Stored data:
— START —

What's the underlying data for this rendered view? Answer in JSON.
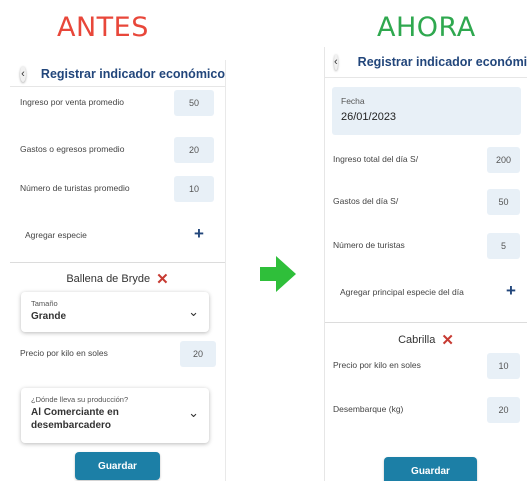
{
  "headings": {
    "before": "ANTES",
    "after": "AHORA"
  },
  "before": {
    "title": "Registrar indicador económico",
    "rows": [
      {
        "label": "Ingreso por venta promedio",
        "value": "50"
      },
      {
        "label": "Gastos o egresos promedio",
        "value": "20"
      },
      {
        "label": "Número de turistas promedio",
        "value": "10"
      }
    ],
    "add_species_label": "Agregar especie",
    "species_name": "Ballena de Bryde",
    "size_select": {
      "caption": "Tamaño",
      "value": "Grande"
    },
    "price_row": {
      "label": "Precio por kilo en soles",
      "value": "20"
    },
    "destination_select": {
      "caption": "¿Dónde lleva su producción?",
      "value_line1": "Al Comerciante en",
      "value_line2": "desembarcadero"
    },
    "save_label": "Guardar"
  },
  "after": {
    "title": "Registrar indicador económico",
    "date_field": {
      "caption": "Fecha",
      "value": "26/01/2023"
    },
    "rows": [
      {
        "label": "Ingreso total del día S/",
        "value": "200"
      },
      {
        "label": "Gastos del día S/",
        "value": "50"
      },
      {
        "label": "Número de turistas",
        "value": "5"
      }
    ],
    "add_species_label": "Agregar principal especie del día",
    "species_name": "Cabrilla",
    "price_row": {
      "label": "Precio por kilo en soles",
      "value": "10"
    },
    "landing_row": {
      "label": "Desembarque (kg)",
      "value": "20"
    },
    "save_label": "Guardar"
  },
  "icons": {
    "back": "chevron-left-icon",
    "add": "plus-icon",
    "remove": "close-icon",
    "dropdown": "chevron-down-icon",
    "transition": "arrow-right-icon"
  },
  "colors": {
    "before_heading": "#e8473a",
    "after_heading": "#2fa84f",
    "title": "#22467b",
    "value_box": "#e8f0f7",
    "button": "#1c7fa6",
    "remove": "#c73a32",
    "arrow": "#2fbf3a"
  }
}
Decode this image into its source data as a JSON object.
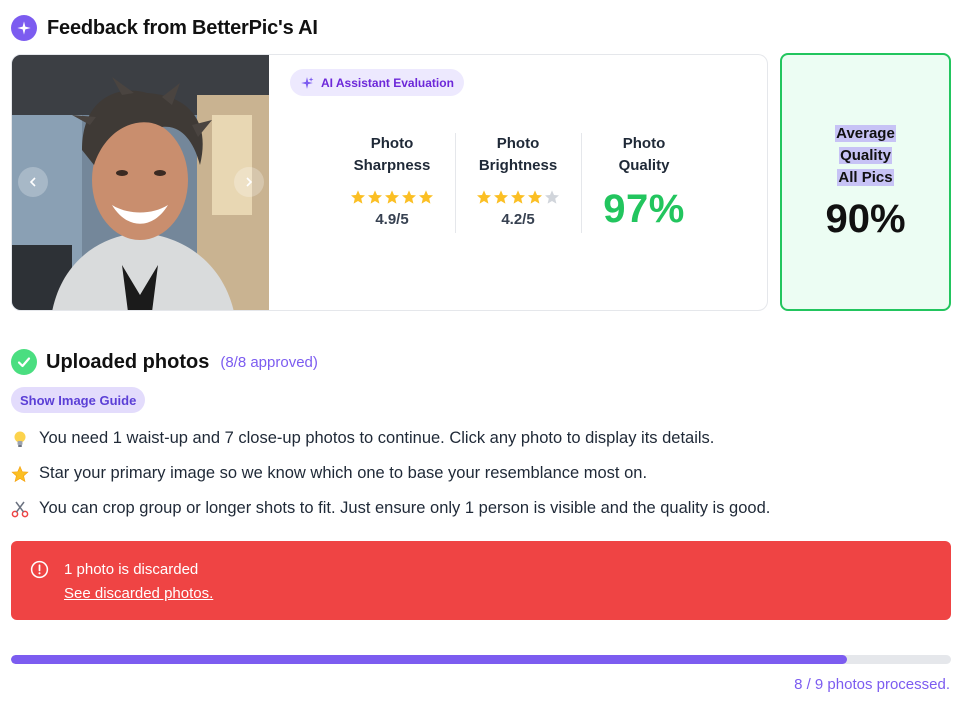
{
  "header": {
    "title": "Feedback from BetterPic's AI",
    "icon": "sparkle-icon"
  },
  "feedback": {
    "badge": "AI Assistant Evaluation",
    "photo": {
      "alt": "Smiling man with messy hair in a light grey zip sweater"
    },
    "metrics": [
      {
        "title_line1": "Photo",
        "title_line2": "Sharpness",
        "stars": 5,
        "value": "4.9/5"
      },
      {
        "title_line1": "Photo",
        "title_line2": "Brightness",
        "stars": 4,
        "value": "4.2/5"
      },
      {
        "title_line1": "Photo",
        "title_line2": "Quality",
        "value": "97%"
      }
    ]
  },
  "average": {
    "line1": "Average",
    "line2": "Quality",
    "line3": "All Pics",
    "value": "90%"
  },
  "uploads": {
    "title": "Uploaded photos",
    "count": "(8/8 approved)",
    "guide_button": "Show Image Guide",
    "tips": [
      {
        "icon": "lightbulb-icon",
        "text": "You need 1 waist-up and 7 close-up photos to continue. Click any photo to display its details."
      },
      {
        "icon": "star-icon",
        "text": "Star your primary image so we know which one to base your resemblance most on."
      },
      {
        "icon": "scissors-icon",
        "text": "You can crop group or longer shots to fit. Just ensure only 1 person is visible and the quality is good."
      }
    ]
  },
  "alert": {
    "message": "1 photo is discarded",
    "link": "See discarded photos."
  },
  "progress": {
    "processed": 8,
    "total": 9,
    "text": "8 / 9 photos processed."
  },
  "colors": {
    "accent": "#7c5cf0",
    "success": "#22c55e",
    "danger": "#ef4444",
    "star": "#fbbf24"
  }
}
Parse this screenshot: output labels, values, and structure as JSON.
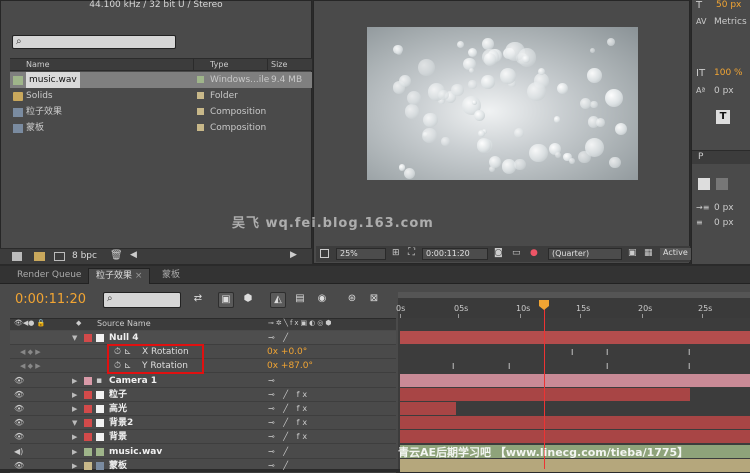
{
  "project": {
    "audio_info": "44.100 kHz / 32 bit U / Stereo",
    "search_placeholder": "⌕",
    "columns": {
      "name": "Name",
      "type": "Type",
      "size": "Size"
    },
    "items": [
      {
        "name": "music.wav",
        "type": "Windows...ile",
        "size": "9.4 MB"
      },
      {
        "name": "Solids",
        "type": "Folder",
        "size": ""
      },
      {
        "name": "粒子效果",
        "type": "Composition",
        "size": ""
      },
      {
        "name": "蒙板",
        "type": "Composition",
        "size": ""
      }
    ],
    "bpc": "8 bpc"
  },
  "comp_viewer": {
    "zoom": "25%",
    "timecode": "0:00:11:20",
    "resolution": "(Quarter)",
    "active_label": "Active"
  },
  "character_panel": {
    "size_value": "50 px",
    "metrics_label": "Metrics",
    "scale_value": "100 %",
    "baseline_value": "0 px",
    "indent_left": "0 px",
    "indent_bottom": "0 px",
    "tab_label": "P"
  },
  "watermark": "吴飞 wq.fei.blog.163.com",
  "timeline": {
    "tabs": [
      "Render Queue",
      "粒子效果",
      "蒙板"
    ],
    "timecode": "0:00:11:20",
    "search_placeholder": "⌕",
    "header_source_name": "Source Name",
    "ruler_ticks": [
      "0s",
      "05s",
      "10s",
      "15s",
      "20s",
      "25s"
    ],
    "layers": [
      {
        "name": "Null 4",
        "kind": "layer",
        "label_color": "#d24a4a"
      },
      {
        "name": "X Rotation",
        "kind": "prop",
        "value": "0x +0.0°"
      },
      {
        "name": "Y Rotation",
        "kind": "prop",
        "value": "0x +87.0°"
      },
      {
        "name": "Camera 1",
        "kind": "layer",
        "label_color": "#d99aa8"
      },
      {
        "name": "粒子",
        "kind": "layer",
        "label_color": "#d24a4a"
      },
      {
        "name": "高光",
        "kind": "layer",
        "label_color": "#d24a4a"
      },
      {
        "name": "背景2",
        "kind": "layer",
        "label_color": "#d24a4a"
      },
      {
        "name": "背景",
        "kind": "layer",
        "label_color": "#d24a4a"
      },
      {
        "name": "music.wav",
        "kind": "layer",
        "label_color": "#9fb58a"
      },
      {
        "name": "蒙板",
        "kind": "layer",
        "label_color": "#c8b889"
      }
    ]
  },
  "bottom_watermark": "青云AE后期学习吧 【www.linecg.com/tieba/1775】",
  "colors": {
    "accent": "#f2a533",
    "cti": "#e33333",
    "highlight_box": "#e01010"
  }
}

— END —
— START —

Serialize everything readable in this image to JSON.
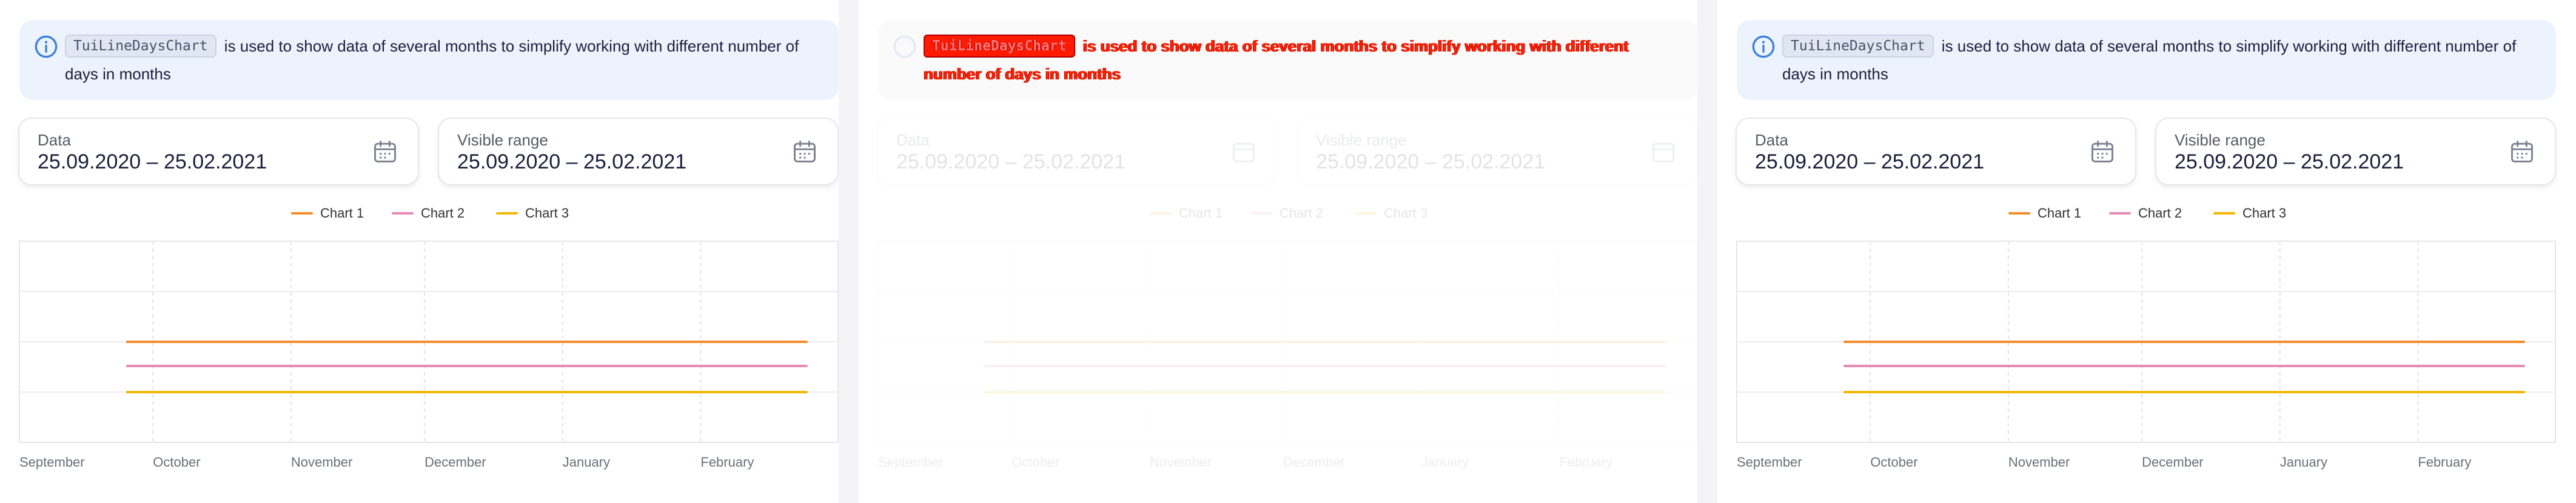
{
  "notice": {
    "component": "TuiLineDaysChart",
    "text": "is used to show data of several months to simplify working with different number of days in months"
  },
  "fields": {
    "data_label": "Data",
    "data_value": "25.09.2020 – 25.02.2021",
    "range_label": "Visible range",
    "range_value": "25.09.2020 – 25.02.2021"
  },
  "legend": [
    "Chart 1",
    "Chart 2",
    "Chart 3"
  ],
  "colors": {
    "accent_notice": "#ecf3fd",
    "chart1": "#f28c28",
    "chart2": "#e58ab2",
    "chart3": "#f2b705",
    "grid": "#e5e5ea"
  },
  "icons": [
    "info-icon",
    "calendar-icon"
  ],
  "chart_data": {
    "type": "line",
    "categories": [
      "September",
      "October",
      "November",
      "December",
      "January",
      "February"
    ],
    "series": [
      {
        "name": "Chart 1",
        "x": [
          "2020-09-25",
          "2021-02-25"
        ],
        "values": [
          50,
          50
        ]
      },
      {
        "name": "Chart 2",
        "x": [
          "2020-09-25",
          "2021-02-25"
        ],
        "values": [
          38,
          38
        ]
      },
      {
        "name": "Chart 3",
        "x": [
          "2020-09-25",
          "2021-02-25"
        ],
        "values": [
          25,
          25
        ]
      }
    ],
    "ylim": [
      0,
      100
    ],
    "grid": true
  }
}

— END —
— START —

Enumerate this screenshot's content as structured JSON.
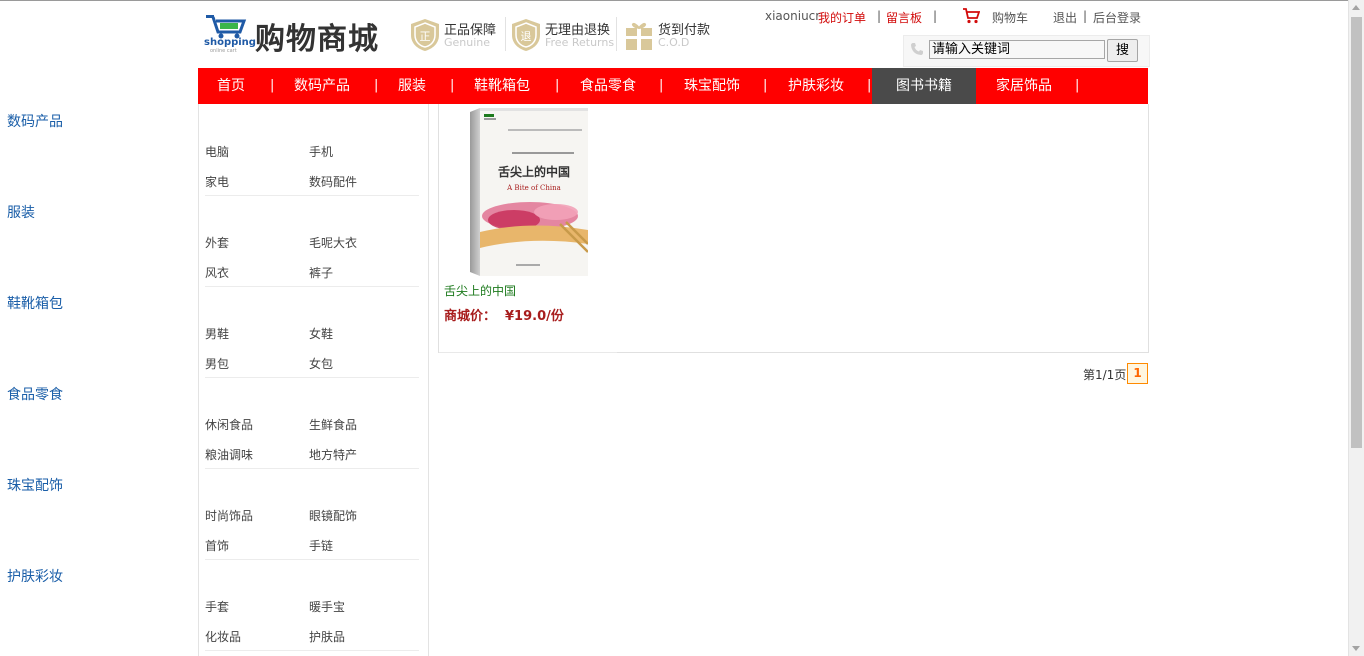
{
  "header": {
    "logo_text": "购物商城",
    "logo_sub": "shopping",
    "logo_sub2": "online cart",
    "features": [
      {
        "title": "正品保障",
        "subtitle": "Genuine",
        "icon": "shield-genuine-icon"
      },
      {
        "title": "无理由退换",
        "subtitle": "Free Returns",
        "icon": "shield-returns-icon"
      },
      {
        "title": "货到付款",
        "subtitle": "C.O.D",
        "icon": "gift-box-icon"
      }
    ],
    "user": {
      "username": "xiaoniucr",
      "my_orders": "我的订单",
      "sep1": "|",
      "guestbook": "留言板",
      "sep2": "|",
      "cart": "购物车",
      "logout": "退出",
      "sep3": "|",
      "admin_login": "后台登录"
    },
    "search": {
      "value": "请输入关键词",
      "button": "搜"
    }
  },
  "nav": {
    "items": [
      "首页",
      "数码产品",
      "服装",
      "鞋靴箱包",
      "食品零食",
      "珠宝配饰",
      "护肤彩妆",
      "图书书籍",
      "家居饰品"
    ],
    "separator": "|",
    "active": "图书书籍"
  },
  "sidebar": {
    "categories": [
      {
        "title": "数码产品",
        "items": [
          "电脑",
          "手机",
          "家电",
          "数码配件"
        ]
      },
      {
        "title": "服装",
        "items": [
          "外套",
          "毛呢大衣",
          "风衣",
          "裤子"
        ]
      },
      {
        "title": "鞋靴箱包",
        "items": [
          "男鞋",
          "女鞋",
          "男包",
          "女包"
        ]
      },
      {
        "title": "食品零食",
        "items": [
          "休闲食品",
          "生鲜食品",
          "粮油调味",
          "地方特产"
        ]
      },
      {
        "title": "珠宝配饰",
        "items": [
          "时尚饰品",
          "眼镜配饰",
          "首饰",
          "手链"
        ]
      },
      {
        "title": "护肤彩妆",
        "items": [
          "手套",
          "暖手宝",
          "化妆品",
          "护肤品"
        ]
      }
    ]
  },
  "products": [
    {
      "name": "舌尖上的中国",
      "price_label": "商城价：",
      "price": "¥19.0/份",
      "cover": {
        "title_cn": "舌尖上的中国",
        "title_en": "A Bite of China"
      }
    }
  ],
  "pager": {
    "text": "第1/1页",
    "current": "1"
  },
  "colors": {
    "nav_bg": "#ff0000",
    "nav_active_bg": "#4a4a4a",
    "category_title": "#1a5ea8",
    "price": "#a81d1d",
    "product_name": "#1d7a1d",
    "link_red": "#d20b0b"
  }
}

— END —

**WHAT IS NEEDED**: Reply with nothing but the number of lines in the data above that contain "subtitle".

**CORRECT ANSWER**: 3